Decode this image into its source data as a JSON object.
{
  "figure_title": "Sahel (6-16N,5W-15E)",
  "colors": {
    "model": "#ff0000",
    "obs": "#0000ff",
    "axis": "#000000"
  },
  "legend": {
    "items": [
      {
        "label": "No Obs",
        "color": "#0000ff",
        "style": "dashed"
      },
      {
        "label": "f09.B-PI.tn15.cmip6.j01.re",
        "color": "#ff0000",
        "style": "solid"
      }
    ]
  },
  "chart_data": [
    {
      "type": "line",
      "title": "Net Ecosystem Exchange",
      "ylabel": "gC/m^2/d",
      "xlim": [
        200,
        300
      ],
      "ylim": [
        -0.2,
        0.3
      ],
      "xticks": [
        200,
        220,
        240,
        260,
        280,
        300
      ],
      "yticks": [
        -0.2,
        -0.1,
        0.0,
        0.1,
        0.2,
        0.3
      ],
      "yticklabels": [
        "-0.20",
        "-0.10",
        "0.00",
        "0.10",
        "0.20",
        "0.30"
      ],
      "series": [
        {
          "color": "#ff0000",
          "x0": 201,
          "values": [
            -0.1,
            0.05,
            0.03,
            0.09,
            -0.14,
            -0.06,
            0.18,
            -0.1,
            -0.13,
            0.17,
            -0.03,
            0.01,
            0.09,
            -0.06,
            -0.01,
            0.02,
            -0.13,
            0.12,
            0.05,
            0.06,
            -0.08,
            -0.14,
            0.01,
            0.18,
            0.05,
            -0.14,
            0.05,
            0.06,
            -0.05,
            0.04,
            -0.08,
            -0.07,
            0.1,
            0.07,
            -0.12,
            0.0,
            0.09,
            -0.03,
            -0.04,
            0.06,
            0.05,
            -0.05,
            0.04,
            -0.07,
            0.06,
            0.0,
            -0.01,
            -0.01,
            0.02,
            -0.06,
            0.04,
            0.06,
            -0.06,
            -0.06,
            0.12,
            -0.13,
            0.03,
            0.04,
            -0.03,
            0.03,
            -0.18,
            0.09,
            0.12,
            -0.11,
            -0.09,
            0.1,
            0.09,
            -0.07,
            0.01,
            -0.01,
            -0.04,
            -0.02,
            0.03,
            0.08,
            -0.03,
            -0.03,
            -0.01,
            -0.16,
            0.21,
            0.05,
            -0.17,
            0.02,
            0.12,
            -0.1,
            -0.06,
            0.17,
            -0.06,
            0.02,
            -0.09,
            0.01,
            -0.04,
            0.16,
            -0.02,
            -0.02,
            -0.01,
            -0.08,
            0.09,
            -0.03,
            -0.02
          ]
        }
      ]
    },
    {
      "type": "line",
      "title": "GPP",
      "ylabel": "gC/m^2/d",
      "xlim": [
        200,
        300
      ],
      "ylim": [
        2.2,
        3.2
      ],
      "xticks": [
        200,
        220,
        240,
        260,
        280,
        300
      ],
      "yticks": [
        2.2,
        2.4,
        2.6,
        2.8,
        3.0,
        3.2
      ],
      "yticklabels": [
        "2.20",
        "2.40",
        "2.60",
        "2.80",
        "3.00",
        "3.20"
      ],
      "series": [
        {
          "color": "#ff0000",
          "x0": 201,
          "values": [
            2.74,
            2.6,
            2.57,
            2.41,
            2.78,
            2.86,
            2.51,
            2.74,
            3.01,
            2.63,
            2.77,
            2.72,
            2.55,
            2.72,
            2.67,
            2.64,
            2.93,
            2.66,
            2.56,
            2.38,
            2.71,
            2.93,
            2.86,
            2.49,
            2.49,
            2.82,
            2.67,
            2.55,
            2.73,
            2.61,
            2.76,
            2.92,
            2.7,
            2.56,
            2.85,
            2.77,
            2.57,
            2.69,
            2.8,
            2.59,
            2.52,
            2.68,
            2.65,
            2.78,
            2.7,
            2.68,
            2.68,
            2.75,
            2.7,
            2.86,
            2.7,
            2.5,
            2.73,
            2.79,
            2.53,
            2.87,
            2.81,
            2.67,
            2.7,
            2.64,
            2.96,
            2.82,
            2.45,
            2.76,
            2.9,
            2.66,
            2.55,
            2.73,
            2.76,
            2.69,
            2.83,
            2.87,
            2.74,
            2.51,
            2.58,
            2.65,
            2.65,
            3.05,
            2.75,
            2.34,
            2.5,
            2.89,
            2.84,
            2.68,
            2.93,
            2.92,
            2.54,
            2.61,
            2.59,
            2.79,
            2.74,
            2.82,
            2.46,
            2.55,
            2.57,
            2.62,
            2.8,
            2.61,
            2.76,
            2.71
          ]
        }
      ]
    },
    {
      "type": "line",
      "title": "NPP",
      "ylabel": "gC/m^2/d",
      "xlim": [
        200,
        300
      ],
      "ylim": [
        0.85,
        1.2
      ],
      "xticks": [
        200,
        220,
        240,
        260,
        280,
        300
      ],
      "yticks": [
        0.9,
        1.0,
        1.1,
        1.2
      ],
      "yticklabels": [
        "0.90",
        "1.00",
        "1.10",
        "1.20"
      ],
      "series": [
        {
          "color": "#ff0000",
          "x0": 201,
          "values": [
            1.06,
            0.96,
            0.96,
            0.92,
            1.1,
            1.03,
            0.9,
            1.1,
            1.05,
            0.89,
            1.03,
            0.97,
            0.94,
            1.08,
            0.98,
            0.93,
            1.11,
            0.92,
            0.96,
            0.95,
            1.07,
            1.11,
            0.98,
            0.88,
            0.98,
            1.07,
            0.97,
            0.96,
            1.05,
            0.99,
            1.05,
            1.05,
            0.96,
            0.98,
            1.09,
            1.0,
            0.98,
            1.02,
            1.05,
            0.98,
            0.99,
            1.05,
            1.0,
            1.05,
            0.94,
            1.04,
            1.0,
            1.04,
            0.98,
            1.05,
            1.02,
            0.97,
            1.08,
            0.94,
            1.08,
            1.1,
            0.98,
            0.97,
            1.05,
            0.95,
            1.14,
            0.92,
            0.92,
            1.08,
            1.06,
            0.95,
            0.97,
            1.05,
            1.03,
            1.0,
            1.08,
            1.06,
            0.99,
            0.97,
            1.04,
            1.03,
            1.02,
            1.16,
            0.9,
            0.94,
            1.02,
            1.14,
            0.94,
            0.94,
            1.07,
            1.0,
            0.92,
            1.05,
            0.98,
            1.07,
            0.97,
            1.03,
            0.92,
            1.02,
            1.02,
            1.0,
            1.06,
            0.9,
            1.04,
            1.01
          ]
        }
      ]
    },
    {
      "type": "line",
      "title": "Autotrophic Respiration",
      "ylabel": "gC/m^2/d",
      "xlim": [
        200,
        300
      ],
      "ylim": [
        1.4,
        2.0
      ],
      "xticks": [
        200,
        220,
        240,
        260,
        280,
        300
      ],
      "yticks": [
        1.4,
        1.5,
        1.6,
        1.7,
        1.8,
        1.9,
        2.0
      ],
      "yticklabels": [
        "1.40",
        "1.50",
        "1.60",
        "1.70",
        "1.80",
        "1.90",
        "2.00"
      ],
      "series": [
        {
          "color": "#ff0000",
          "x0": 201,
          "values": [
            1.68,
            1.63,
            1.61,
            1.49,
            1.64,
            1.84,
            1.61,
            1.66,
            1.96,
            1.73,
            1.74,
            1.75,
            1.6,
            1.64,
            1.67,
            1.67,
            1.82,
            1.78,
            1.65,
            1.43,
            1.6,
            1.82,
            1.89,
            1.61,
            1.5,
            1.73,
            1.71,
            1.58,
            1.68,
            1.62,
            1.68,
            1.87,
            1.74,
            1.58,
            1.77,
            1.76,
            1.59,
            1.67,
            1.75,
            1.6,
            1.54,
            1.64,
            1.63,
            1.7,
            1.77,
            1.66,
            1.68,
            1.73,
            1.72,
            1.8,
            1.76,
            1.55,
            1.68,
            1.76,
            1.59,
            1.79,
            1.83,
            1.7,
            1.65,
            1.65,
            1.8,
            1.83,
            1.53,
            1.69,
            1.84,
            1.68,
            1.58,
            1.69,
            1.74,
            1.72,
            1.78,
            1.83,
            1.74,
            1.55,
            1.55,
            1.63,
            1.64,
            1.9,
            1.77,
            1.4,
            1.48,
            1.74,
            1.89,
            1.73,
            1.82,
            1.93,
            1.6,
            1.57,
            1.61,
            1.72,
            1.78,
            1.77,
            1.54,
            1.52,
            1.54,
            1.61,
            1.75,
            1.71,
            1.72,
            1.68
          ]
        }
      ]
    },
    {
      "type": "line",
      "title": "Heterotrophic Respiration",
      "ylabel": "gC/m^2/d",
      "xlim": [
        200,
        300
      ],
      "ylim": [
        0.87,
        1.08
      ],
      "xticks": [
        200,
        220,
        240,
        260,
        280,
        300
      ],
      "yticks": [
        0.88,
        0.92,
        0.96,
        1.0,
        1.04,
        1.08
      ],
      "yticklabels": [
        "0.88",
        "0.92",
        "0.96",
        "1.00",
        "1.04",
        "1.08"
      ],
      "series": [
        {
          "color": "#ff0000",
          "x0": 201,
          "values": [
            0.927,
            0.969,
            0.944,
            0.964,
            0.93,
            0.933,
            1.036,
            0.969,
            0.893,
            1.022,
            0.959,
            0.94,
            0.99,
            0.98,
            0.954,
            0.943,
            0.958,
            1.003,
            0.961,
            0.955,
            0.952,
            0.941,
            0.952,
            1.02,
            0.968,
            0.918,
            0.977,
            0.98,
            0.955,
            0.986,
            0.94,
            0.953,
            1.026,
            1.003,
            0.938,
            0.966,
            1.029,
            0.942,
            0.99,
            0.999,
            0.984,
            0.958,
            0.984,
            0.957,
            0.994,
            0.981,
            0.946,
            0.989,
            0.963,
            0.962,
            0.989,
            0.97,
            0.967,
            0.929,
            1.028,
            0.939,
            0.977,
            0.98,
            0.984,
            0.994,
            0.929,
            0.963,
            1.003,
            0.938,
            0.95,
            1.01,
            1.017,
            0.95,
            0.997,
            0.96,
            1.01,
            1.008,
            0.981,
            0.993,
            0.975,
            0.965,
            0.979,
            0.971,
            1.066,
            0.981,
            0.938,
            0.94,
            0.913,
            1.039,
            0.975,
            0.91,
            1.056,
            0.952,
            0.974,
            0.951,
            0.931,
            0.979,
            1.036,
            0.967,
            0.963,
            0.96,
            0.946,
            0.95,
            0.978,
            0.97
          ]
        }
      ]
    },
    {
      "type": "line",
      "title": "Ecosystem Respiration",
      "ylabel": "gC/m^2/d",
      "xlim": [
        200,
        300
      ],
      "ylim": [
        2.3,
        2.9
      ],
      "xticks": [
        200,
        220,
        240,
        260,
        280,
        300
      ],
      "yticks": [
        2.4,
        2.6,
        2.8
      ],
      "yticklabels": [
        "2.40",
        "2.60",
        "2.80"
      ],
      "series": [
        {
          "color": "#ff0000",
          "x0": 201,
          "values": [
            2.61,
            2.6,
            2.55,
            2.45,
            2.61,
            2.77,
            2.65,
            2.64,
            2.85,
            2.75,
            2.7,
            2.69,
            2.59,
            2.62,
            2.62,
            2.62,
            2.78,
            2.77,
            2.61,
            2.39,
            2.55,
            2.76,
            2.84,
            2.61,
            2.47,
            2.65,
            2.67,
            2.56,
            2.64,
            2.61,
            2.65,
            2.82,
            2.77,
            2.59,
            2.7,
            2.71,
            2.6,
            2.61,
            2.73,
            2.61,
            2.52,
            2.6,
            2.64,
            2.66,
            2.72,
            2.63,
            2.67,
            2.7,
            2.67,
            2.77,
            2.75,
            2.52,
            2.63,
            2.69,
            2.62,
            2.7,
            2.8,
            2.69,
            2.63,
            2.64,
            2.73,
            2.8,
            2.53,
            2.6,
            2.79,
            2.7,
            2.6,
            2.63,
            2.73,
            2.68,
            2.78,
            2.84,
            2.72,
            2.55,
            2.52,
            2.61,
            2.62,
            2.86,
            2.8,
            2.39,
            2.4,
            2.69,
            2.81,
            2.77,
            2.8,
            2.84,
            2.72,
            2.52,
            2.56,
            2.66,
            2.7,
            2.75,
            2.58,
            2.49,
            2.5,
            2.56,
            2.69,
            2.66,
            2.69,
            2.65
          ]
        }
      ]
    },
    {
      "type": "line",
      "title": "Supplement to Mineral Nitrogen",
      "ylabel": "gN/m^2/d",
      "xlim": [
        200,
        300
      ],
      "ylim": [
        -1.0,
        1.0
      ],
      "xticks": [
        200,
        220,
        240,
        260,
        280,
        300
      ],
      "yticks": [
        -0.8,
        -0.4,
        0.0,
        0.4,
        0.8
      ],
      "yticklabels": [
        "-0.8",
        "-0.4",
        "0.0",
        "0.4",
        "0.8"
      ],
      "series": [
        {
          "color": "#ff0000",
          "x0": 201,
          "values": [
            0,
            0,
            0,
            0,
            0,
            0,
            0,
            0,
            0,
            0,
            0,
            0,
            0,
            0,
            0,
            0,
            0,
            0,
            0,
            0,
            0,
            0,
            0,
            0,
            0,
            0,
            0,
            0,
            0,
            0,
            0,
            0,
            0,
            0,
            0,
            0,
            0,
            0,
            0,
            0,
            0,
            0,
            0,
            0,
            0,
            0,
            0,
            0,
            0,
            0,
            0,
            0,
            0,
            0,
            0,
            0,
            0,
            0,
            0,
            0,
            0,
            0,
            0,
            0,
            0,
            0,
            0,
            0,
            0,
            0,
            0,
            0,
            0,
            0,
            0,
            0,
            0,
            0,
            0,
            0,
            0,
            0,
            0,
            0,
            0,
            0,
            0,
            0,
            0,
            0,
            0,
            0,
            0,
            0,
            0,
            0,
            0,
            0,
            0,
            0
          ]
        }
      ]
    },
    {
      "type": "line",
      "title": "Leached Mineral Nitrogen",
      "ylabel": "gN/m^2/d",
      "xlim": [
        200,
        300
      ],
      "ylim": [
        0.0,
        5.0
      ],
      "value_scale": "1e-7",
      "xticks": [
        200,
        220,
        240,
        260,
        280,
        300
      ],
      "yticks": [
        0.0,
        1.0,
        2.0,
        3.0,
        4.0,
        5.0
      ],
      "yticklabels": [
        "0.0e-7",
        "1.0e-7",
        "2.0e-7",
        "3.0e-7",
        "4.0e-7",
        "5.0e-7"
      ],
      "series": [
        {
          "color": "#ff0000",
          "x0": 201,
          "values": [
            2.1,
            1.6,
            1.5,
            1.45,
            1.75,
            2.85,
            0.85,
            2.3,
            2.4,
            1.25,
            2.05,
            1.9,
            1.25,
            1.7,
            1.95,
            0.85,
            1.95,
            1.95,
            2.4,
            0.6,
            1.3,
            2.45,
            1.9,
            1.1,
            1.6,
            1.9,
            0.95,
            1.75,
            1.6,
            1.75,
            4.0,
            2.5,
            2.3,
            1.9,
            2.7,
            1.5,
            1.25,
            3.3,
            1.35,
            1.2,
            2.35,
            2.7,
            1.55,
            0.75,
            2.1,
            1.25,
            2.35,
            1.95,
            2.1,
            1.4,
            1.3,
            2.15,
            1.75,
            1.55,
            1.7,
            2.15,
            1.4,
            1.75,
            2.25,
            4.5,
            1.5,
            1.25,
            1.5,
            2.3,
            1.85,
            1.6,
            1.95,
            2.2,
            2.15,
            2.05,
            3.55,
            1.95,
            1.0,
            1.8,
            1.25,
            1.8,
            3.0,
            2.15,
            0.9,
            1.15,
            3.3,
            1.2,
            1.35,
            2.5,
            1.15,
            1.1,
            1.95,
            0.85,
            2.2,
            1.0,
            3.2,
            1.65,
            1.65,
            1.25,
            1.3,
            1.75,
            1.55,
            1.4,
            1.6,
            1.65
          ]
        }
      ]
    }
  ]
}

■ ■ ■ ■

▶ **PROBLEM REQUIREMENTS**: List all lines where "Ecosystem" occurs.

▶ **ANSWER TO THIS PROBLEM**:
      "title": "Net Ecosystem Exchange",
      "title": "Ecosystem Respiration",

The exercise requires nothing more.